### [TASK TO CARRY OUT]
Do not include the pictures; repeat the rest of the data exactly.

Dataset entries

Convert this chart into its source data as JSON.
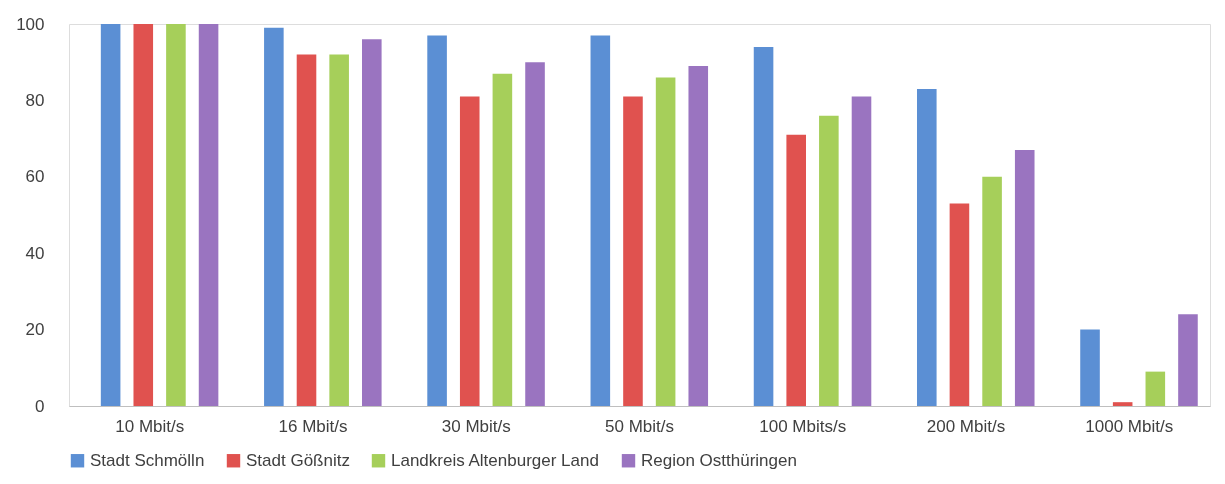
{
  "chart_data": {
    "type": "bar",
    "categories": [
      "10 Mbit/s",
      "16 Mbit/s",
      "30 Mbit/s",
      "50 Mbit/s",
      "100 Mbits/s",
      "200 Mbit/s",
      "1000 Mbit/s"
    ],
    "series": [
      {
        "name": "Stadt Schmölln",
        "color": "#5b8fd4",
        "values": [
          100,
          99,
          97,
          97,
          94,
          83,
          20
        ]
      },
      {
        "name": "Stadt Gößnitz",
        "color": "#e0524f",
        "values": [
          100,
          92,
          81,
          81,
          71,
          53,
          1
        ]
      },
      {
        "name": "Landkreis Altenburger Land",
        "color": "#a6cf5a",
        "values": [
          100,
          92,
          87,
          86,
          76,
          60,
          9
        ]
      },
      {
        "name": "Region Ostthüringen",
        "color": "#9a74c0",
        "values": [
          100,
          96,
          90,
          89,
          81,
          67,
          24
        ]
      }
    ],
    "ylim": [
      0,
      100
    ],
    "yticks": [
      0,
      20,
      40,
      60,
      80,
      100
    ],
    "grid": false,
    "legend": "bottom"
  }
}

### [ANSWER TO THE PROBLEM]
Convert this chart into its source data as JSON.
{
  "chart_data": {
    "type": "bar",
    "categories": [
      "10 Mbit/s",
      "16 Mbit/s",
      "30 Mbit/s",
      "50 Mbit/s",
      "100 Mbits/s",
      "200 Mbit/s",
      "1000 Mbit/s"
    ],
    "series": [
      {
        "name": "Stadt Schmölln",
        "color": "#5b8fd4",
        "values": [
          100,
          99,
          97,
          97,
          94,
          83,
          20
        ]
      },
      {
        "name": "Stadt Gößnitz",
        "color": "#e0524f",
        "values": [
          100,
          92,
          81,
          81,
          71,
          53,
          1
        ]
      },
      {
        "name": "Landkreis Altenburger Land",
        "color": "#a6cf5a",
        "values": [
          100,
          92,
          87,
          86,
          76,
          60,
          9
        ]
      },
      {
        "name": "Region Ostthüringen",
        "color": "#9a74c0",
        "values": [
          100,
          96,
          90,
          89,
          81,
          67,
          24
        ]
      }
    ],
    "ylim": [
      0,
      100
    ],
    "yticks": [
      0,
      20,
      40,
      60,
      80,
      100
    ],
    "grid": false,
    "legend": "bottom"
  }
}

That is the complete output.